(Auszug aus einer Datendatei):
↓↓↓
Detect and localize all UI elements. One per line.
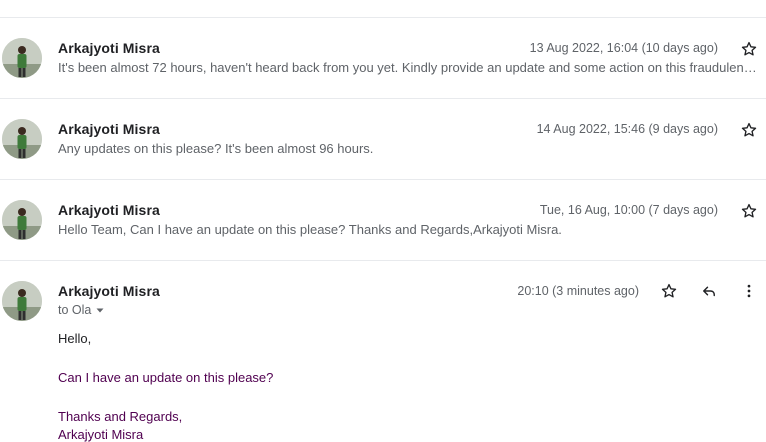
collapsed-message[interactable]: Arkajyoti Misra Tue, 16 Aug, 10:00 (7 da… xyxy=(0,180,766,260)
star-icon[interactable] xyxy=(738,119,760,141)
recipients-toggle[interactable]: to Ola xyxy=(58,303,105,317)
expanded-message: Arkajyoti Misra 20:10 (3 minutes ago) to… xyxy=(0,261,766,442)
message-date: 14 Aug 2022, 15:46 (9 days ago) xyxy=(536,122,718,136)
message-body-line: Can I have an update on this please? xyxy=(58,370,274,385)
avatar xyxy=(2,38,42,78)
message-snippet: Any updates on this please? It's been al… xyxy=(58,141,374,156)
sender-name: Arkajyoti Misra xyxy=(58,202,160,218)
star-icon[interactable] xyxy=(658,280,680,302)
message-date: 13 Aug 2022, 16:04 (10 days ago) xyxy=(529,41,718,55)
star-icon[interactable] xyxy=(738,200,760,222)
sender-name: Arkajyoti Misra xyxy=(58,121,160,137)
collapsed-message[interactable]: Arkajyoti Misra 13 Aug 2022, 16:04 (10 d… xyxy=(0,18,766,98)
reply-icon[interactable] xyxy=(698,280,720,302)
collapsed-message[interactable]: Arkajyoti Misra 14 Aug 2022, 15:46 (9 da… xyxy=(0,99,766,179)
message-snippet: It's been almost 72 hours, haven't heard… xyxy=(58,60,758,75)
avatar xyxy=(2,200,42,240)
message-snippet: Hello Team, Can I have an update on this… xyxy=(58,222,562,237)
sender-name: Arkajyoti Misra xyxy=(58,40,160,56)
message-greeting: Hello, xyxy=(58,331,92,346)
message-date: 20:10 (3 minutes ago) xyxy=(517,284,639,298)
caret-down-icon xyxy=(96,308,104,313)
avatar xyxy=(2,119,42,159)
avatar xyxy=(2,281,42,321)
message-signature: Arkajyoti Misra xyxy=(58,427,144,442)
message-closing: Thanks and Regards, xyxy=(58,409,183,424)
recipient-label: to Ola xyxy=(58,303,92,317)
sender-name: Arkajyoti Misra xyxy=(58,283,160,299)
more-vertical-icon[interactable] xyxy=(738,280,760,302)
star-icon[interactable] xyxy=(738,38,760,60)
message-date: Tue, 16 Aug, 10:00 (7 days ago) xyxy=(539,203,718,217)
↑↑↑
(AUFGABE):
Geben Sie die Einträge von der Zeile mit "collapsed-message[interactable]: Arkajyoti Misra Tue, 16" bis einschließlich der Zeile mit "avatar xyxy=(2,38,42,78)" unverändert wieder.

(LÖSUNG):
collapsed-message[interactable]: Arkajyoti Misra Tue, 16 Aug, 10:00 (7 da… xyxy=(0,180,766,260)
star-icon[interactable] xyxy=(738,119,760,141)
recipients-toggle[interactable]: to Ola xyxy=(58,303,105,317)
expanded-message: Arkajyoti Misra 20:10 (3 minutes ago) to… xyxy=(0,261,766,442)
message-date: 14 Aug 2022, 15:46 (9 days ago) xyxy=(536,122,718,136)
message-body-line: Can I have an update on this please? xyxy=(58,370,274,385)
avatar xyxy=(2,38,42,78)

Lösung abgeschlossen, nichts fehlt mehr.